● **MATERIAL PROVIDED**:
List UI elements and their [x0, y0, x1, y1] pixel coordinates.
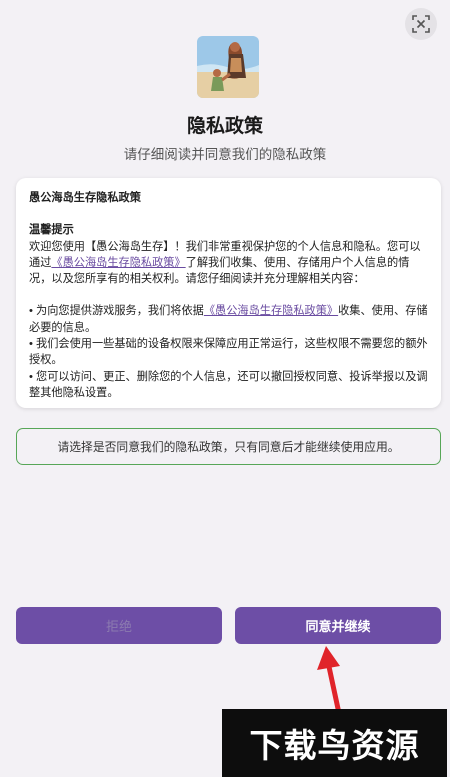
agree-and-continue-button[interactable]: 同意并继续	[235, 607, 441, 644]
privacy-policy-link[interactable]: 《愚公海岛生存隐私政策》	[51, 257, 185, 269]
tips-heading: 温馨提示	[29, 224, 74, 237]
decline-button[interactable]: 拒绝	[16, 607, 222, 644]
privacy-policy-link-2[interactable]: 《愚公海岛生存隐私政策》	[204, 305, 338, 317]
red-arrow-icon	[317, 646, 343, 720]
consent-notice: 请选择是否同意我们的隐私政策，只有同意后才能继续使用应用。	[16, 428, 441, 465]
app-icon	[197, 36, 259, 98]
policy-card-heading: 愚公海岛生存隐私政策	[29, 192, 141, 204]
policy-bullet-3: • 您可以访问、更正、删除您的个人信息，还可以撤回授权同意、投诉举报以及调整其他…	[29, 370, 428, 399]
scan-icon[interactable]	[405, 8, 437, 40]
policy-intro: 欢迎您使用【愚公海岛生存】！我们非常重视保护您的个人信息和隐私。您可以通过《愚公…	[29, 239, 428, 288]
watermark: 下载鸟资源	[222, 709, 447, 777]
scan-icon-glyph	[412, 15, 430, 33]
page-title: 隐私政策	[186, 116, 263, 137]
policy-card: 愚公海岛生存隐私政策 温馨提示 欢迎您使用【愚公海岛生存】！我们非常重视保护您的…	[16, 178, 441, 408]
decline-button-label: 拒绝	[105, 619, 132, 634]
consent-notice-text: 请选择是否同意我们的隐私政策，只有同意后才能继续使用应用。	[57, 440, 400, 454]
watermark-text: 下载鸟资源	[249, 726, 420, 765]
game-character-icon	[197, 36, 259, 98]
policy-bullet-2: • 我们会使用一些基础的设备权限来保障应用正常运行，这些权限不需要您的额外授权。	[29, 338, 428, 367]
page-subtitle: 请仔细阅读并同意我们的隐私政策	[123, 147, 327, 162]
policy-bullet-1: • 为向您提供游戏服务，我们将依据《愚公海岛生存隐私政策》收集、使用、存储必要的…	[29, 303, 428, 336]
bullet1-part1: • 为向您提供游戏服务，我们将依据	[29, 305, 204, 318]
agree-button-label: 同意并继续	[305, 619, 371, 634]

● **SET PROBLEM**: Rewrite the listing above, replacing every "button" with "btn" and keeping everything else the same. Leave the picture out.

● **IN RESPONSE**:
List UI elements and their [x0, y0, x1, y1] pixel coordinates.
agree-and-continue-btn[interactable]: 同意并继续	[235, 607, 441, 644]
privacy-policy-link[interactable]: 《愚公海岛生存隐私政策》	[51, 257, 185, 269]
tips-heading: 温馨提示	[29, 224, 74, 237]
decline-btn[interactable]: 拒绝	[16, 607, 222, 644]
privacy-policy-link-2[interactable]: 《愚公海岛生存隐私政策》	[204, 305, 338, 317]
red-arrow-icon	[317, 646, 343, 720]
consent-notice: 请选择是否同意我们的隐私政策，只有同意后才能继续使用应用。	[16, 428, 441, 465]
app-icon	[197, 36, 259, 98]
policy-card-heading: 愚公海岛生存隐私政策	[29, 192, 141, 204]
policy-bullet-3: • 您可以访问、更正、删除您的个人信息，还可以撤回授权同意、投诉举报以及调整其他…	[29, 370, 428, 399]
scan-icon[interactable]	[405, 8, 437, 40]
policy-intro: 欢迎您使用【愚公海岛生存】！我们非常重视保护您的个人信息和隐私。您可以通过《愚公…	[29, 239, 428, 288]
watermark: 下载鸟资源	[222, 709, 447, 777]
scan-icon-glyph	[412, 15, 430, 33]
page-title: 隐私政策	[186, 116, 263, 137]
policy-card: 愚公海岛生存隐私政策 温馨提示 欢迎您使用【愚公海岛生存】！我们非常重视保护您的…	[16, 178, 441, 408]
decline-btn-label: 拒绝	[105, 619, 132, 634]
consent-notice-text: 请选择是否同意我们的隐私政策，只有同意后才能继续使用应用。	[57, 440, 400, 454]
watermark-text: 下载鸟资源	[249, 726, 420, 765]
game-character-icon	[197, 36, 259, 98]
policy-bullet-2: • 我们会使用一些基础的设备权限来保障应用正常运行，这些权限不需要您的额外授权。	[29, 338, 428, 367]
page-subtitle: 请仔细阅读并同意我们的隐私政策	[123, 147, 327, 162]
policy-bullet-1: • 为向您提供游戏服务，我们将依据《愚公海岛生存隐私政策》收集、使用、存储必要的…	[29, 303, 428, 336]
bullet1-part1: • 为向您提供游戏服务，我们将依据	[29, 305, 204, 318]
agree-btn-label: 同意并继续	[305, 619, 371, 634]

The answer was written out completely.